What needs to be done
Everything in the data should be repeated exactly, save for the images.

Records shown
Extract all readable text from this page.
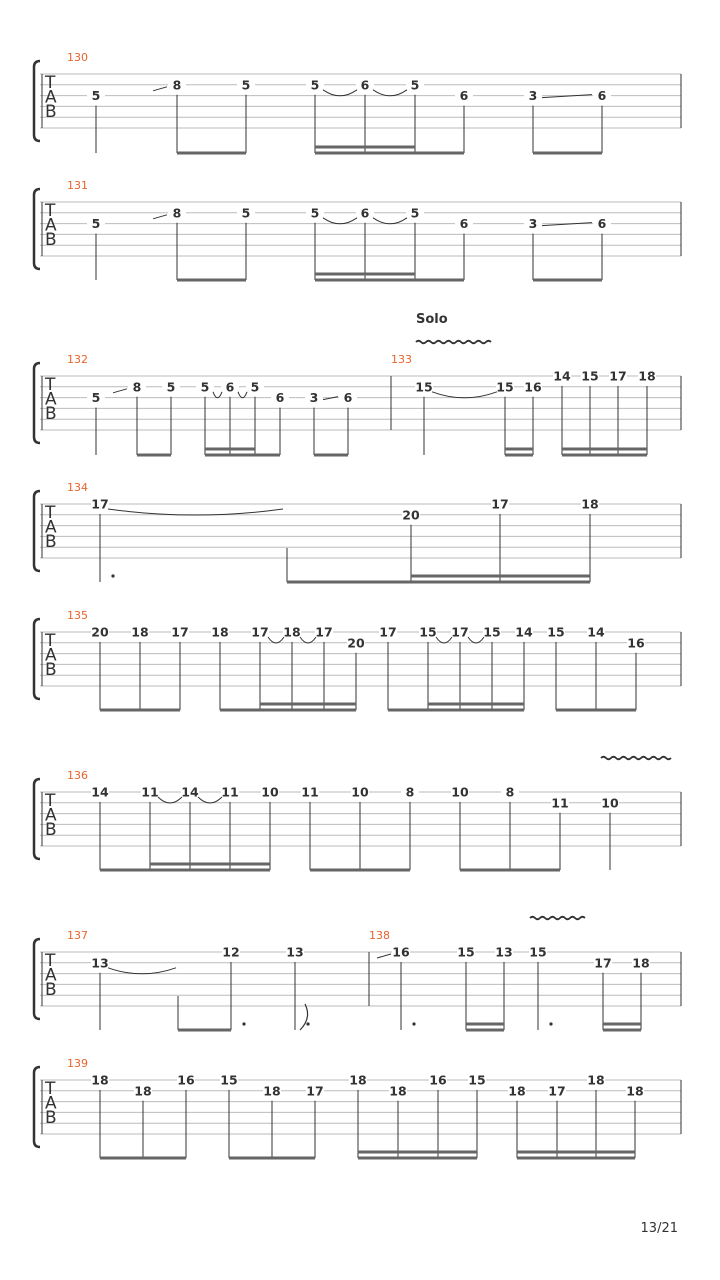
T
A
B
130
5
8	5	5	6	5
6	3	6
T
A
B
131
5
8	5	5	6	5
6	3	6
T
A
B
132	133
5
8 5 5 6 5
6 3 6
15	15 16
14 15 17 18
T
A
B
134
17
20
17	18
T
A
B
135
20 18 17 18 17 18 17
20
17 15 17 15 14 15 14
16
T
A
B
136
14	11 14 11 10 11	10	8	10	8
11	10
T
A
B
137	138
13
12	13	16	15 13 15
17 18
T
A
B
139
18
18
16 15
18 17
18
18
16 15
18 17
18
18
Solo
13/21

Written response
Extract all readable text from this page.
T
A
B
130
5
8	5	5	6	5
6	3	6
T
A
B
131
5
8	5	5	6	5
6	3	6
T
A
B
132	133
5
8 5 5 6 5
6 3 6
15	15 16
14 15 17 18
T
A
B
134
17
20
17	18
T
A
B
135
20 18 17 18 17 18 17
20
17 15 17 15 14 15 14
16
T
A
B
136
14	11 14 11 10 11	10	8	10	8
11	10
T
A
B
137	138
13
12	13	16	15 13 15
17 18
T
A
B
139
18
18
16 15
18 17
18
18
16 15
18 17
18
18
Solo
13/21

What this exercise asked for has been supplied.